### What the exercise asks
Copy all lines holding the word "this" from the entries.

(Stored data entries)
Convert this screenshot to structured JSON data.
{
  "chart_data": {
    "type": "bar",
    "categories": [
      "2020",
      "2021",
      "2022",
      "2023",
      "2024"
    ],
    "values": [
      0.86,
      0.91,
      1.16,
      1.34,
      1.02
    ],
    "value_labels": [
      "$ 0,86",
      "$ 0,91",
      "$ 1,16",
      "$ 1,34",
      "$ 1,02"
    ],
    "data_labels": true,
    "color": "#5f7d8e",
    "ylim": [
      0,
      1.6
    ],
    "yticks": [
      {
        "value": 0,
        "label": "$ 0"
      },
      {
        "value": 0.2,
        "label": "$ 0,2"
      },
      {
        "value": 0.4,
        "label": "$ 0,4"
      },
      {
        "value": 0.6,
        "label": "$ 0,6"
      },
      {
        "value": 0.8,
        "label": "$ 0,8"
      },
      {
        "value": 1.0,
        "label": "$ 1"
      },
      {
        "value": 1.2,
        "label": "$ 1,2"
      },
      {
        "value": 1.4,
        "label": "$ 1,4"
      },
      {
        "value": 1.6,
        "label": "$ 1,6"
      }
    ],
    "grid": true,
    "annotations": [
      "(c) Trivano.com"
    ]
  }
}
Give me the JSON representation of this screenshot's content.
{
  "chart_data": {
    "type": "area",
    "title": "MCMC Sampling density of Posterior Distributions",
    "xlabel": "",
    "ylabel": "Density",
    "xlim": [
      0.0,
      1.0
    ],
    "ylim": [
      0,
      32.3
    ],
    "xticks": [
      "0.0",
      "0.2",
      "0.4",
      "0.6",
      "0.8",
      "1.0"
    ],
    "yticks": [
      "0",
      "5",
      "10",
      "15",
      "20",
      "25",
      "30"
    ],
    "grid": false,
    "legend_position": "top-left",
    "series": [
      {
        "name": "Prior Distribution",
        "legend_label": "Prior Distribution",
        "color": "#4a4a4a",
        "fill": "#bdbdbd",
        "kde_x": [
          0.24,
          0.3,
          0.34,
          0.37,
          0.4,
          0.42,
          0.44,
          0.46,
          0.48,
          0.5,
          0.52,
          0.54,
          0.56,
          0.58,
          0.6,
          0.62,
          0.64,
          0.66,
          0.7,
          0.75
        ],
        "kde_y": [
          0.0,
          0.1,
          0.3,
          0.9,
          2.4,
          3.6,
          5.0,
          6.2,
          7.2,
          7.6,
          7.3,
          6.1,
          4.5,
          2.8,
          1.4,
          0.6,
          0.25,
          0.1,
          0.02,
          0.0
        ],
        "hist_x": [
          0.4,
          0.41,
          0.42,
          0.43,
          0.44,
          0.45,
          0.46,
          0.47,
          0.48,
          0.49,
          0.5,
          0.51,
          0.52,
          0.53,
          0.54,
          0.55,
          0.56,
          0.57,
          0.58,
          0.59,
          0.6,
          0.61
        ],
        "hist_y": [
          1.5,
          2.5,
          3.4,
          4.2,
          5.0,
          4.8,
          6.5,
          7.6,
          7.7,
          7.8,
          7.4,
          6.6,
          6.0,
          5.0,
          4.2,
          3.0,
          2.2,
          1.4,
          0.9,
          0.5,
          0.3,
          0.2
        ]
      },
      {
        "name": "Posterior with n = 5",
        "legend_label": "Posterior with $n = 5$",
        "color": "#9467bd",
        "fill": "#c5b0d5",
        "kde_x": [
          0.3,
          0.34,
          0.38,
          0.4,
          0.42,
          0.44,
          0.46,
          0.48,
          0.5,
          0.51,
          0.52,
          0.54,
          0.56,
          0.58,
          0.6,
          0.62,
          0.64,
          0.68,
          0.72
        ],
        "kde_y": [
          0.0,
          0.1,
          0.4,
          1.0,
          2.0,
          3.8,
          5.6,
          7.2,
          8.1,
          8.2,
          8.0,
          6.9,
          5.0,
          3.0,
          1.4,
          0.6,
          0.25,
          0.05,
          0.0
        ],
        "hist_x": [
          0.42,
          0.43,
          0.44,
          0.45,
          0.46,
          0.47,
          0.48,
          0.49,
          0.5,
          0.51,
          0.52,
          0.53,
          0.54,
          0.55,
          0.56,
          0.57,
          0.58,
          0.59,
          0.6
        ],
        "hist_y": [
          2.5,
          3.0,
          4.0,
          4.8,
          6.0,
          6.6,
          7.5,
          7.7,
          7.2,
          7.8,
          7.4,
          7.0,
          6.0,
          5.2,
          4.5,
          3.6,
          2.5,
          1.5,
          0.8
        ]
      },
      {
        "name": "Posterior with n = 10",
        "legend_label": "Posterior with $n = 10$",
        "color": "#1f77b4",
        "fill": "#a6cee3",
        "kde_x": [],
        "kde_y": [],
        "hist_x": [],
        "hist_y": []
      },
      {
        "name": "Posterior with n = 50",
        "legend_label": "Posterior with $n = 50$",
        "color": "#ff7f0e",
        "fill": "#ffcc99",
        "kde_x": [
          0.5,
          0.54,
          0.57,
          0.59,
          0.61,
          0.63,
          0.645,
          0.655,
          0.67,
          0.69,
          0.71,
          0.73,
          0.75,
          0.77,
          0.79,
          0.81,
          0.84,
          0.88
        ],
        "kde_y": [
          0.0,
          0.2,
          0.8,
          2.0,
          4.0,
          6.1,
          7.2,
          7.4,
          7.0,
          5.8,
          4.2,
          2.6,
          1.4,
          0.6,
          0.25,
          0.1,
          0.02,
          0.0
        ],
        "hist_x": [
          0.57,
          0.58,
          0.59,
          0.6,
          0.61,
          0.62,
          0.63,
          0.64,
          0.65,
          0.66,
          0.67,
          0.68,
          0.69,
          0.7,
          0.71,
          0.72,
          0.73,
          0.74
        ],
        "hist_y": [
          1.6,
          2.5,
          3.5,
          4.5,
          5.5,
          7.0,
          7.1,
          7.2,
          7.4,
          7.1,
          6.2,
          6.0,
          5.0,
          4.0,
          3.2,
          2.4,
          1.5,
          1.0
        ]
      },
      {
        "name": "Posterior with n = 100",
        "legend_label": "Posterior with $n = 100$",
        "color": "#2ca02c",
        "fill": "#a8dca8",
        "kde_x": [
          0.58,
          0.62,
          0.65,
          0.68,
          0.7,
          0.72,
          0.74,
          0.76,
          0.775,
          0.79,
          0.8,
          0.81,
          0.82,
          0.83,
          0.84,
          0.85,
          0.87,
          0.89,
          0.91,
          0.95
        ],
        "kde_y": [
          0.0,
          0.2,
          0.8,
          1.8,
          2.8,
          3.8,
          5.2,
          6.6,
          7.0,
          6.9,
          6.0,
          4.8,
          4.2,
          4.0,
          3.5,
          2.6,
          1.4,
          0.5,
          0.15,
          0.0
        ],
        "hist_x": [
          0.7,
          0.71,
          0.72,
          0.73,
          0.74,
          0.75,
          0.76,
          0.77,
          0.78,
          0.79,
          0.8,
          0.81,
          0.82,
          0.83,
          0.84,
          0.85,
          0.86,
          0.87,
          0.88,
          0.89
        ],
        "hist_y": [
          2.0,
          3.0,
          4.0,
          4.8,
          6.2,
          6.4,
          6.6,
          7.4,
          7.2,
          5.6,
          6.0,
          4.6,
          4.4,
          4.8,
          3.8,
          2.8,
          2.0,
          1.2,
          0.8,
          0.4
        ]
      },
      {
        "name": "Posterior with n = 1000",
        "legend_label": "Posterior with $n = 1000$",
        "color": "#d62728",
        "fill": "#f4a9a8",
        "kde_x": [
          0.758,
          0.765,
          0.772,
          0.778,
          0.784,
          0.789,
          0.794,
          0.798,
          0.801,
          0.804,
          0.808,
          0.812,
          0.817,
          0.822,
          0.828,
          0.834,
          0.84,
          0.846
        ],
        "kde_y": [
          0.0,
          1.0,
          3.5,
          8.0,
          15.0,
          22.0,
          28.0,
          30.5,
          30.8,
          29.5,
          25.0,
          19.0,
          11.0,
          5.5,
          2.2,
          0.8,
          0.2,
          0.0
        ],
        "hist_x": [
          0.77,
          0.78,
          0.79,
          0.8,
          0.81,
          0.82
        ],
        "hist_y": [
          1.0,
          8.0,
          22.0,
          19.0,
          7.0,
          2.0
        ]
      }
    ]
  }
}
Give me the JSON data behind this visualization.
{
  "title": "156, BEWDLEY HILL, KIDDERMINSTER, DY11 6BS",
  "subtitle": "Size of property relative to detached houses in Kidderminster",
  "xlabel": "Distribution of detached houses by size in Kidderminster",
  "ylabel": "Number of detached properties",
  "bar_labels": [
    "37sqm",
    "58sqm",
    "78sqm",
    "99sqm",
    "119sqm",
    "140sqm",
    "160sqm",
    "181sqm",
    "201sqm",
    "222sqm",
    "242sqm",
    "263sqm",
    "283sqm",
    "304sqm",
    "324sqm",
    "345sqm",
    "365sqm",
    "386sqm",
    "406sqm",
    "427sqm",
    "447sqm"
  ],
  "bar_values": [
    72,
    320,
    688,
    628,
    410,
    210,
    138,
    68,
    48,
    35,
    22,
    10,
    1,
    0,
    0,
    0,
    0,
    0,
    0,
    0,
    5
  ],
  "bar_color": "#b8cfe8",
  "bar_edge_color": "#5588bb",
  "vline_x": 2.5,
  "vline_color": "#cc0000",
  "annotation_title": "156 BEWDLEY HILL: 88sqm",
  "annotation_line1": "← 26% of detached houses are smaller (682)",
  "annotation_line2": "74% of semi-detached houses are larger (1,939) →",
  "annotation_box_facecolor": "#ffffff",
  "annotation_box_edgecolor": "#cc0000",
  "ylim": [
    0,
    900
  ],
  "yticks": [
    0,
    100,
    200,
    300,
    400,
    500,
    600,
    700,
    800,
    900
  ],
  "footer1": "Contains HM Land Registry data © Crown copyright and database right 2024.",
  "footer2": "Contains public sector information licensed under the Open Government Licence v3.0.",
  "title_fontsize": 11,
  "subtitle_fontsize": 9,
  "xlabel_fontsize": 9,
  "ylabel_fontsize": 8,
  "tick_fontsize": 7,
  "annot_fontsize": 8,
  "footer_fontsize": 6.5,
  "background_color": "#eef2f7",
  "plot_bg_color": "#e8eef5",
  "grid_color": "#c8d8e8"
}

### Finished answer
Convert this screenshot to structured JSON data.
Give me the JSON representation of this screenshot's content.
Give me the JSON data behind this visualization.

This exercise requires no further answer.